▸ **REQUIRED TASK**
Every entry below should be transcribed exactly; pictures stay out of the copy.

(Records contained in a dataset)

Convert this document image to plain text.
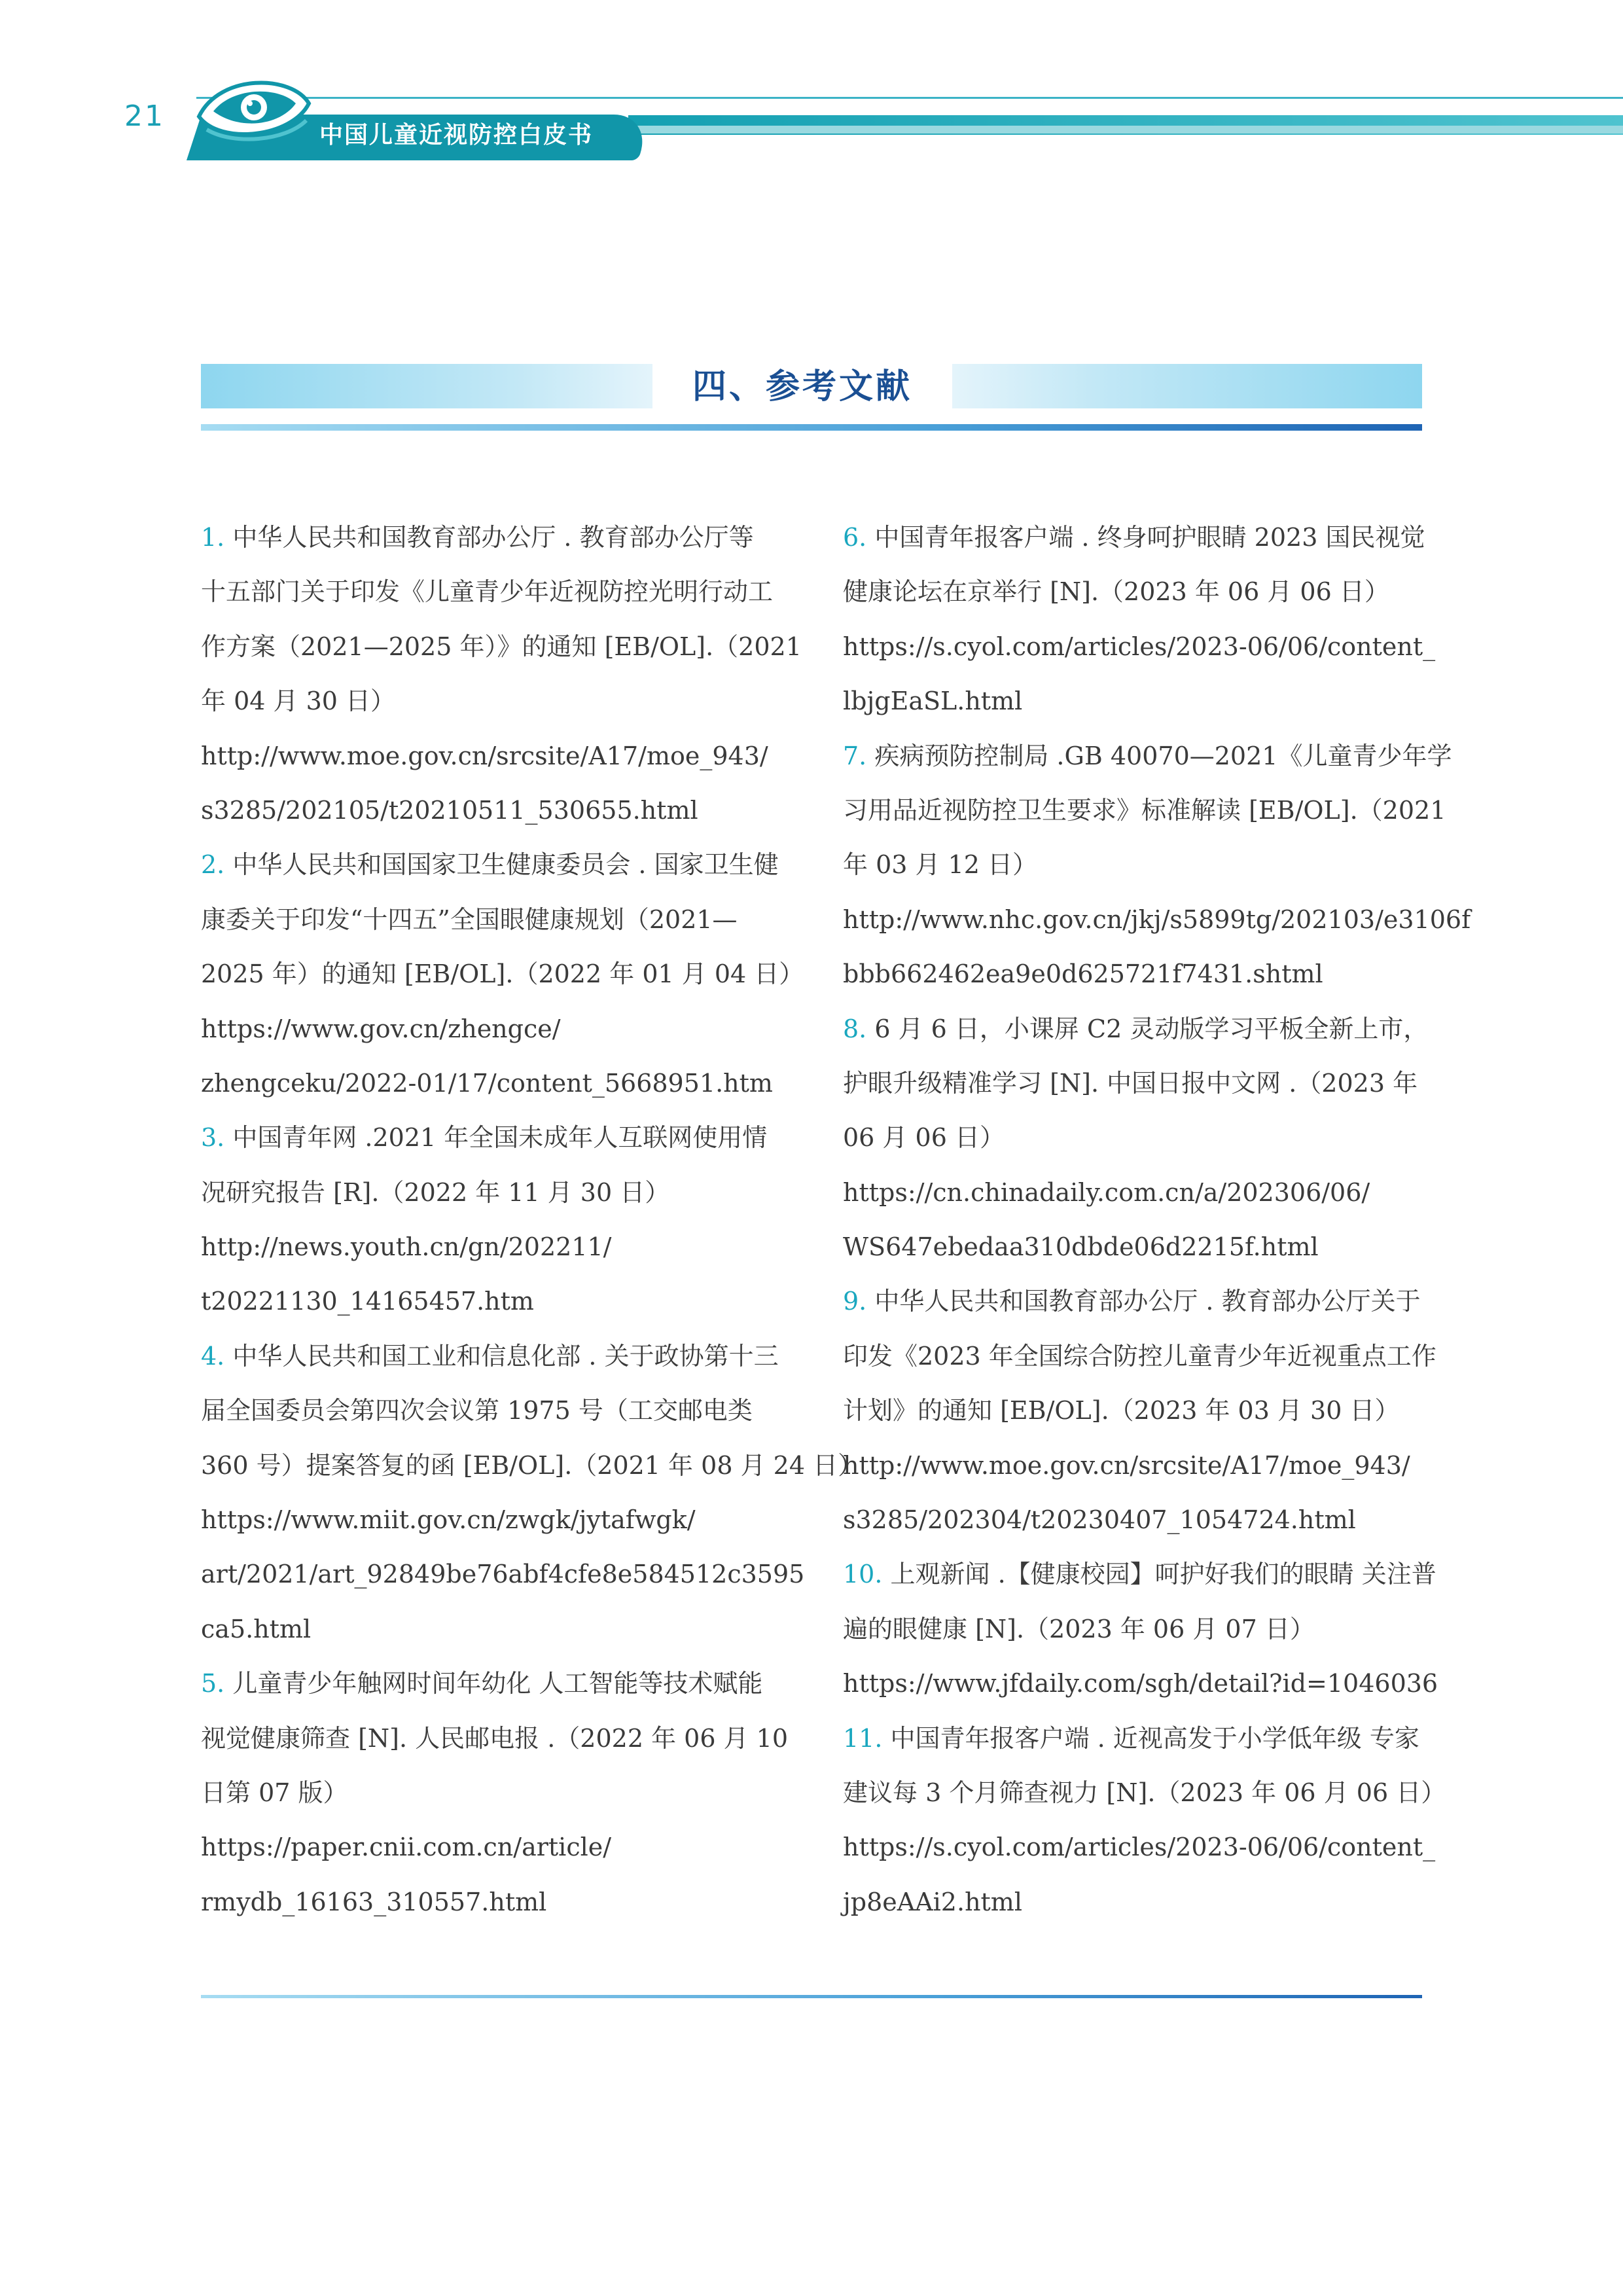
21
中国儿童近视防控白皮书
四、参考文献
1. 中华人民共和国教育部办公厅 . 教育部办公厅等
十五部门关于印发《儿童青少年近视防控光明行动工
作方案（2021—2025 年）》的通知 [EB/OL].（2021
年 04 月 30 日）
http://www.moe.gov.cn/srcsite/A17/moe_943/
s3285/202105/t20210511_530655.html
2. 中华人民共和国国家卫生健康委员会 . 国家卫生健
康委关于印发“十四五”全国眼健康规划（2021—
2025 年）的通知 [EB/OL].（2022 年 01 月 04 日）
https://www.gov.cn/zhengce/
zhengceku/2022-01/17/content_5668951.htm
3. 中国青年网 .2021 年全国未成年人互联网使用情
况研究报告 [R].（2022 年 11 月 30 日）
http://news.youth.cn/gn/202211/
t20221130_14165457.htm
4. 中华人民共和国工业和信息化部 . 关于政协第十三
届全国委员会第四次会议第 1975 号（工交邮电类
360 号）提案答复的函 [EB/OL].（2021 年 08 月 24 日）
https://www.miit.gov.cn/zwgk/jytafwgk/
art/2021/art_92849be76abf4cfe8e584512c3595
ca5.html
5. 儿童青少年触网时间年幼化 人工智能等技术赋能
视觉健康筛查 [N]. 人民邮电报 .（2022 年 06 月 10
日第 07 版）
https://paper.cnii.com.cn/article/
rmydb_16163_310557.html
6. 中国青年报客户端 . 终身呵护眼睛 2023 国民视觉
健康论坛在京举行 [N].（2023 年 06 月 06 日）
https://s.cyol.com/articles/2023-06/06/content_
lbjgEaSL.html
7. 疾病预防控制局 .GB 40070—2021《儿童青少年学
习用品近视防控卫生要求》标准解读 [EB/OL].（2021
年 03 月 12 日）
http://www.nhc.gov.cn/jkj/s5899tg/202103/e3106f
bbb662462ea9e0d625721f7431.shtml
8. 6 月 6 日，小课屏 C2 灵动版学习平板全新上市，
护眼升级精准学习 [N]. 中国日报中文网 .（2023 年
06 月 06 日）
https://cn.chinadaily.com.cn/a/202306/06/
WS647ebedaa310dbde06d2215f.html
9. 中华人民共和国教育部办公厅 . 教育部办公厅关于
印发《2023 年全国综合防控儿童青少年近视重点工作
计划》的通知 [EB/OL].（2023 年 03 月 30 日）
http://www.moe.gov.cn/srcsite/A17/moe_943/
s3285/202304/t20230407_1054724.html
10. 上观新闻 .【健康校园】呵护好我们的眼睛 关注普
遍的眼健康 [N].（2023 年 06 月 07 日）
https://www.jfdaily.com/sgh/detail?id=1046036
11. 中国青年报客户端 . 近视高发于小学低年级 专家
建议每 3 个月筛查视力 [N].（2023 年 06 月 06 日）
https://s.cyol.com/articles/2023-06/06/content_
jp8eAAi2.html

▸ **CORRECT RESULT**
Convert this document image to plain text.
21
中国儿童近视防控白皮书
四、参考文献
1. 中华人民共和国教育部办公厅 . 教育部办公厅等
十五部门关于印发《儿童青少年近视防控光明行动工
作方案（2021—2025 年）》的通知 [EB/OL].（2021
年 04 月 30 日）
http://www.moe.gov.cn/srcsite/A17/moe_943/
s3285/202105/t20210511_530655.html
2. 中华人民共和国国家卫生健康委员会 . 国家卫生健
康委关于印发“十四五”全国眼健康规划（2021—
2025 年）的通知 [EB/OL].（2022 年 01 月 04 日）
https://www.gov.cn/zhengce/
zhengceku/2022-01/17/content_5668951.htm
3. 中国青年网 .2021 年全国未成年人互联网使用情
况研究报告 [R].（2022 年 11 月 30 日）
http://news.youth.cn/gn/202211/
t20221130_14165457.htm
4. 中华人民共和国工业和信息化部 . 关于政协第十三
届全国委员会第四次会议第 1975 号（工交邮电类
360 号）提案答复的函 [EB/OL].（2021 年 08 月 24 日）
https://www.miit.gov.cn/zwgk/jytafwgk/
art/2021/art_92849be76abf4cfe8e584512c3595
ca5.html
5. 儿童青少年触网时间年幼化 人工智能等技术赋能
视觉健康筛查 [N]. 人民邮电报 .（2022 年 06 月 10
日第 07 版）
https://paper.cnii.com.cn/article/
rmydb_16163_310557.html
6. 中国青年报客户端 . 终身呵护眼睛 2023 国民视觉
健康论坛在京举行 [N].（2023 年 06 月 06 日）
https://s.cyol.com/articles/2023-06/06/content_
lbjgEaSL.html
7. 疾病预防控制局 .GB 40070—2021《儿童青少年学
习用品近视防控卫生要求》标准解读 [EB/OL].（2021
年 03 月 12 日）
http://www.nhc.gov.cn/jkj/s5899tg/202103/e3106f
bbb662462ea9e0d625721f7431.shtml
8. 6 月 6 日，小课屏 C2 灵动版学习平板全新上市，
护眼升级精准学习 [N]. 中国日报中文网 .（2023 年
06 月 06 日）
https://cn.chinadaily.com.cn/a/202306/06/
WS647ebedaa310dbde06d2215f.html
9. 中华人民共和国教育部办公厅 . 教育部办公厅关于
印发《2023 年全国综合防控儿童青少年近视重点工作
计划》的通知 [EB/OL].（2023 年 03 月 30 日）
http://www.moe.gov.cn/srcsite/A17/moe_943/
s3285/202304/t20230407_1054724.html
10. 上观新闻 .【健康校园】呵护好我们的眼睛 关注普
遍的眼健康 [N].（2023 年 06 月 07 日）
https://www.jfdaily.com/sgh/detail?id=1046036
11. 中国青年报客户端 . 近视高发于小学低年级 专家
建议每 3 个月筛查视力 [N].（2023 年 06 月 06 日）
https://s.cyol.com/articles/2023-06/06/content_
jp8eAAi2.html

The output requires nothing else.